- _Stated task_
Can you filter the records below down to the lines that contain the string "legend" and copy each of those lines in full? Case counts when matching.

════════════════

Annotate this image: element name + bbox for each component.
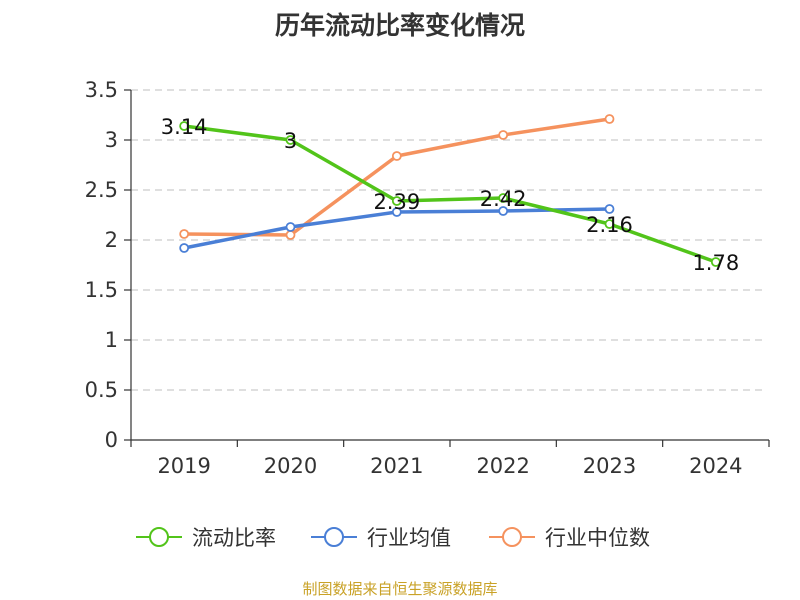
legend-label: 行业均值 [367, 526, 451, 550]
source-note: 制图数据来自恒生聚源数据库 [302, 580, 498, 598]
data-point [604, 219, 615, 229]
y-tick-label: 1 [105, 328, 118, 352]
data-point [179, 229, 190, 239]
data-point [179, 243, 190, 253]
data-point [391, 151, 402, 161]
x-tick-label: 2024 [689, 454, 742, 478]
data-point [285, 230, 296, 240]
chart-title: 历年流动比率变化情况 [274, 11, 525, 40]
y-tick-label: 0.5 [85, 378, 118, 402]
y-tick-label: 2.5 [85, 178, 118, 202]
grid-lines [131, 89, 763, 391]
legend-marker [502, 527, 522, 547]
data-label: 2.42 [480, 187, 527, 211]
data-label: 1.78 [692, 251, 739, 275]
data-labels: 3.14 3 2.39 2.42 2.16 1.78 [161, 115, 739, 275]
data-point [710, 257, 721, 267]
legend-marker [149, 527, 169, 547]
x-tick-label: 2019 [157, 454, 210, 478]
data-point [285, 222, 296, 232]
legend-marker [324, 527, 344, 547]
series-line [184, 117, 610, 237]
y-tick-label: 3.5 [85, 78, 118, 102]
x-tick-label: 2023 [583, 454, 636, 478]
data-point [285, 135, 296, 145]
data-point [179, 121, 190, 131]
data-label: 2.39 [373, 190, 420, 214]
y-tick-label: 0 [105, 428, 118, 452]
y-tick-label: 1.5 [85, 278, 118, 302]
y-tick-label: 3 [105, 128, 118, 152]
data-point [498, 193, 509, 203]
x-tick-label: 2022 [476, 454, 529, 478]
axes: 0 0.5 1 1.5 2 2.5 3 3.5 2019 2020 2021 2022 2023 2024 [85, 78, 770, 478]
data-point [391, 196, 402, 206]
series-lines [179, 114, 721, 267]
x-tick-label: 2021 [370, 454, 423, 478]
series-line [183, 124, 717, 264]
y-tick-label: 2 [105, 228, 118, 252]
data-point [498, 130, 509, 140]
data-label: 2.16 [586, 213, 633, 237]
data-point [391, 207, 402, 217]
legend-label: 流动比率 [192, 526, 276, 550]
data-label: 3 [284, 129, 297, 153]
x-tick-label: 2020 [264, 454, 317, 478]
legend-label: 行业中位数 [545, 526, 650, 550]
data-point [498, 206, 509, 216]
data-point [604, 204, 615, 214]
data-label: 3.14 [161, 115, 208, 139]
legend: 流动比率 行业均值 行业中位数 [136, 526, 650, 550]
data-point [604, 114, 615, 124]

════════════════

- _Completed exercise_
legend-label: 行业均值 [367, 526, 451, 550]
legend-marker [502, 527, 522, 547]
legend-marker [149, 527, 169, 547]
legend-marker [324, 527, 344, 547]
legend-label: 流动比率 [192, 526, 276, 550]
legend-label: 行业中位数 [545, 526, 650, 550]
legend: 流动比率 行业均值 行业中位数 [136, 526, 650, 550]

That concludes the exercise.